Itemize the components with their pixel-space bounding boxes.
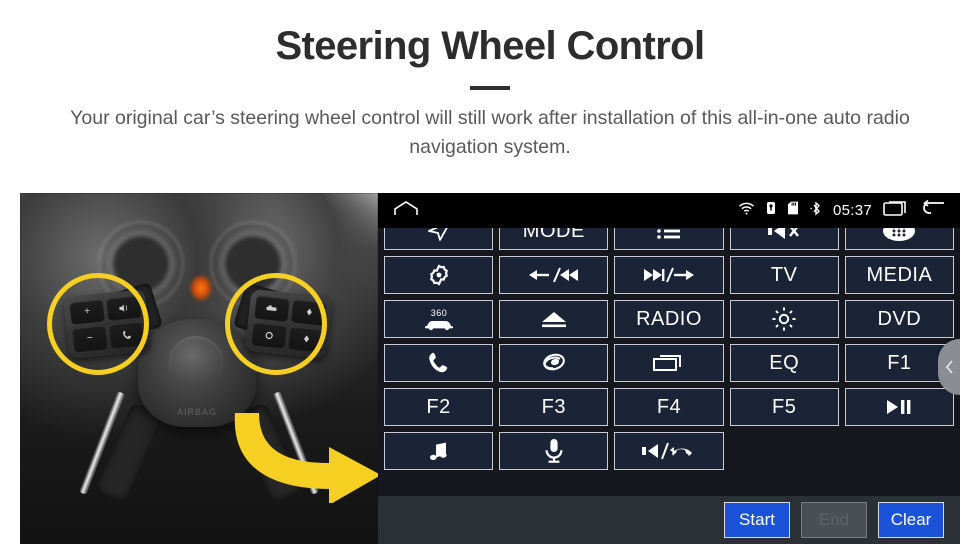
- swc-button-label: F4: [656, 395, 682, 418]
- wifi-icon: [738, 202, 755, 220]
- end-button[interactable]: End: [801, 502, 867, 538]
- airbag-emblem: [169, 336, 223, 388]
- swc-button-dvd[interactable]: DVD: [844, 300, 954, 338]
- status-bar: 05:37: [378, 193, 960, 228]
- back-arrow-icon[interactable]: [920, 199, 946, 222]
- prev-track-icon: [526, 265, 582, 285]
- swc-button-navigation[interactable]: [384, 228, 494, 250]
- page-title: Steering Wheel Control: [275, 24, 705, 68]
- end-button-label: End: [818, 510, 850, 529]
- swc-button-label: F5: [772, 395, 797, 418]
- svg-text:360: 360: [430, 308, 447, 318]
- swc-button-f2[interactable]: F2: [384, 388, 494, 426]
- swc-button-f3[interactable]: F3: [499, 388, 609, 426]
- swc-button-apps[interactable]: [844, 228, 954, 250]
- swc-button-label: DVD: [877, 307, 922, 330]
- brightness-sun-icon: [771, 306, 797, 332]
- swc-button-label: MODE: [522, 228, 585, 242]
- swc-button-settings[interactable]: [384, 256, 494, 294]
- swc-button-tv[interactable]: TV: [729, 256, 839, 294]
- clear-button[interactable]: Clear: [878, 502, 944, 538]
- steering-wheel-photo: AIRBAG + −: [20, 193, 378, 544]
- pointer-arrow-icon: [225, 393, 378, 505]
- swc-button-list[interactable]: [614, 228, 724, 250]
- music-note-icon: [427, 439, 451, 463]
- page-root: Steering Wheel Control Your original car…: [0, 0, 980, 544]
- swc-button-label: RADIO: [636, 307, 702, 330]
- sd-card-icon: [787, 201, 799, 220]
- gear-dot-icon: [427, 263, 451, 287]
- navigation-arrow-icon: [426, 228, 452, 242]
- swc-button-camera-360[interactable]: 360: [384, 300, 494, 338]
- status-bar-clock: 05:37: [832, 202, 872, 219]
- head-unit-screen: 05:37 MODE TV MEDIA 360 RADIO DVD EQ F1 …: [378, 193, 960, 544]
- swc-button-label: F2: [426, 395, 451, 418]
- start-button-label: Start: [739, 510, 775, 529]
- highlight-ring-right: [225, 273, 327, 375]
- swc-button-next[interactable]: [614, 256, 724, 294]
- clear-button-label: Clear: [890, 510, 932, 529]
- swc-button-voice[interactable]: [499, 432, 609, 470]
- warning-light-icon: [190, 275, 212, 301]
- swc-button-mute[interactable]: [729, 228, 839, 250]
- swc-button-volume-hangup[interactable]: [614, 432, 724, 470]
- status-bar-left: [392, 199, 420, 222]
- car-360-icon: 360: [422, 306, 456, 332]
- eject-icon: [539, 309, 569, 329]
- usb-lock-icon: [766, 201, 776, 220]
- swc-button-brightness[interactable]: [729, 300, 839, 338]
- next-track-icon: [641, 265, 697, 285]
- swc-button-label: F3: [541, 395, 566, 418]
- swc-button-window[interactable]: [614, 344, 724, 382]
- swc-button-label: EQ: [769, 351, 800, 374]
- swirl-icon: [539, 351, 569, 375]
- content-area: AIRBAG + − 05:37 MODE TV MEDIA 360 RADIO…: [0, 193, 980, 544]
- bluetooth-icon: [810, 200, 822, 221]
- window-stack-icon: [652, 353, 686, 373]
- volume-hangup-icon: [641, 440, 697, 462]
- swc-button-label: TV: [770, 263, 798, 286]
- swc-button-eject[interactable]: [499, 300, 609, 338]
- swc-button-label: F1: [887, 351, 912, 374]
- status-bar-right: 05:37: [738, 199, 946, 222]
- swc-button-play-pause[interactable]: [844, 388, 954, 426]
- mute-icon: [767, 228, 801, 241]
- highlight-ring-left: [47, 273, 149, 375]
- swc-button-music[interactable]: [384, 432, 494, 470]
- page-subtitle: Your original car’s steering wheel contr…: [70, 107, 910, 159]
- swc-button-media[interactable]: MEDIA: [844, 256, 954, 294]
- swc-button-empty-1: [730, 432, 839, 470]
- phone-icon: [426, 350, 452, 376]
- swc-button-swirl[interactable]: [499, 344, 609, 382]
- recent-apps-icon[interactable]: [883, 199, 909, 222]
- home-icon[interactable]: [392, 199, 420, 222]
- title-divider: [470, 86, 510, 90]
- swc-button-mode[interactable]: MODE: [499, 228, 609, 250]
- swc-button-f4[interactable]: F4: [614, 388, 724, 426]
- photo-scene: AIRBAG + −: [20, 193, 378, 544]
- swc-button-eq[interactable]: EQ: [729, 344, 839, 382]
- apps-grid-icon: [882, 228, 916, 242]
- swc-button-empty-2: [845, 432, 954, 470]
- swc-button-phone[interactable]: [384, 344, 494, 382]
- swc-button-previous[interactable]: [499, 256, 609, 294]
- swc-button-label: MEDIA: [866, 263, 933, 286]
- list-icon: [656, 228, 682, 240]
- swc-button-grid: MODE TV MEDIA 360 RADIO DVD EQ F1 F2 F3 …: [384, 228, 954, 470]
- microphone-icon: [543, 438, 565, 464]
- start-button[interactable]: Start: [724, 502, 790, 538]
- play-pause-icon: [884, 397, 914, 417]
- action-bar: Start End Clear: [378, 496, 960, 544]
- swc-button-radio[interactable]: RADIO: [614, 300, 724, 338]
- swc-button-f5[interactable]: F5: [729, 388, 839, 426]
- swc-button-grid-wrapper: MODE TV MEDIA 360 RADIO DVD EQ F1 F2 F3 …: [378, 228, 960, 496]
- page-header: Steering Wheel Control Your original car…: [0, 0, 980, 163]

——————————

▸ **To do**
Copy every entry above word for word, leaving out the pictures.

▸ **Task response**
Itemize the components with their pixel-space bounding boxes.
- swc-button-label: F4: [656, 395, 682, 418]
- wifi-icon: [738, 202, 755, 220]
- end-button[interactable]: End: [801, 502, 867, 538]
- airbag-emblem: [169, 336, 223, 388]
- swc-button-dvd[interactable]: DVD: [844, 300, 954, 338]
- status-bar: 05:37: [378, 193, 960, 228]
- back-arrow-icon[interactable]: [920, 199, 946, 222]
- prev-track-icon: [526, 265, 582, 285]
- swc-button-navigation[interactable]: [384, 228, 494, 250]
- page-title: Steering Wheel Control: [275, 24, 705, 68]
- end-button-label: End: [818, 510, 850, 529]
- swc-button-label: F5: [772, 395, 797, 418]
- svg-text:360: 360: [430, 308, 447, 318]
- swc-button-f2[interactable]: F2: [384, 388, 494, 426]
- swc-button-f3[interactable]: F3: [499, 388, 609, 426]
- swc-button-apps[interactable]: [844, 228, 954, 250]
- swc-button-label: DVD: [877, 307, 922, 330]
- brightness-sun-icon: [771, 306, 797, 332]
- swc-button-label: MODE: [522, 228, 585, 242]
- swc-button-settings[interactable]: [384, 256, 494, 294]
- swc-button-tv[interactable]: TV: [729, 256, 839, 294]
- clear-button[interactable]: Clear: [878, 502, 944, 538]
- steering-wheel-photo: AIRBAG + −: [20, 193, 378, 544]
- pointer-arrow-icon: [225, 393, 378, 505]
- swc-button-list[interactable]: [614, 228, 724, 250]
- music-note-icon: [427, 439, 451, 463]
- page-root: Steering Wheel Control Your original car…: [0, 0, 980, 544]
- swc-button-label: RADIO: [636, 307, 702, 330]
- sd-card-icon: [787, 201, 799, 220]
- gear-dot-icon: [427, 263, 451, 287]
- navigation-arrow-icon: [426, 228, 452, 242]
- swc-button-camera-360[interactable]: 360: [384, 300, 494, 338]
- status-bar-clock: 05:37: [832, 202, 872, 219]
- head-unit-screen: 05:37 MODE TV MEDIA 360 RADIO DVD EQ F1 …: [378, 193, 960, 544]
- swc-button-label: F2: [426, 395, 451, 418]
- start-button-label: Start: [739, 510, 775, 529]
- highlight-ring-right: [225, 273, 327, 375]
- swc-button-next[interactable]: [614, 256, 724, 294]
- clear-button-label: Clear: [890, 510, 932, 529]
- swc-button-voice[interactable]: [499, 432, 609, 470]
- warning-light-icon: [190, 275, 212, 301]
- swc-button-mute[interactable]: [729, 228, 839, 250]
- swc-button-volume-hangup[interactable]: [614, 432, 724, 470]
- status-bar-left: [392, 199, 420, 222]
- car-360-icon: 360: [422, 306, 456, 332]
- eject-icon: [539, 309, 569, 329]
- usb-lock-icon: [766, 201, 776, 220]
- swc-button-brightness[interactable]: [729, 300, 839, 338]
- next-track-icon: [641, 265, 697, 285]
- swc-button-label: F3: [541, 395, 566, 418]
- swc-button-window[interactable]: [614, 344, 724, 382]
- swc-button-label: EQ: [769, 351, 800, 374]
- swirl-icon: [539, 351, 569, 375]
- content-area: AIRBAG + − 05:37 MODE TV MEDIA 360 RADIO…: [0, 193, 980, 544]
- bluetooth-icon: [810, 200, 822, 221]
- window-stack-icon: [652, 353, 686, 373]
- volume-hangup-icon: [641, 440, 697, 462]
- swc-button-label: TV: [770, 263, 798, 286]
- swc-button-eject[interactable]: [499, 300, 609, 338]
- swc-button-label: F1: [887, 351, 912, 374]
- status-bar-right: 05:37: [738, 199, 946, 222]
- swc-button-play-pause[interactable]: [844, 388, 954, 426]
- mute-icon: [767, 228, 801, 241]
- highlight-ring-left: [47, 273, 149, 375]
- swc-button-music[interactable]: [384, 432, 494, 470]
- page-subtitle: Your original car’s steering wheel contr…: [70, 107, 910, 159]
- swc-button-media[interactable]: MEDIA: [844, 256, 954, 294]
- swc-button-empty-1: [730, 432, 839, 470]
- phone-icon: [426, 350, 452, 376]
- swc-button-swirl[interactable]: [499, 344, 609, 382]
- recent-apps-icon[interactable]: [883, 199, 909, 222]
- home-icon[interactable]: [392, 199, 420, 222]
- title-divider: [470, 86, 510, 90]
- swc-button-mode[interactable]: MODE: [499, 228, 609, 250]
- swc-button-f4[interactable]: F4: [614, 388, 724, 426]
- photo-scene: AIRBAG + −: [20, 193, 378, 544]
- swc-button-eq[interactable]: EQ: [729, 344, 839, 382]
- apps-grid-icon: [882, 228, 916, 242]
- swc-button-empty-2: [845, 432, 954, 470]
- swc-button-phone[interactable]: [384, 344, 494, 382]
- swc-button-previous[interactable]: [499, 256, 609, 294]
- swc-button-label: MEDIA: [866, 263, 933, 286]
- list-icon: [656, 228, 682, 240]
- swc-button-grid: MODE TV MEDIA 360 RADIO DVD EQ F1 F2 F3 …: [384, 228, 954, 470]
- microphone-icon: [543, 438, 565, 464]
- start-button[interactable]: Start: [724, 502, 790, 538]
- play-pause-icon: [884, 397, 914, 417]
- action-bar: Start End Clear: [378, 496, 960, 544]
- swc-button-radio[interactable]: RADIO: [614, 300, 724, 338]
- swc-button-f5[interactable]: F5: [729, 388, 839, 426]
- swc-button-grid-wrapper: MODE TV MEDIA 360 RADIO DVD EQ F1 F2 F3 …: [378, 228, 960, 496]
- page-header: Steering Wheel Control Your original car…: [0, 0, 980, 163]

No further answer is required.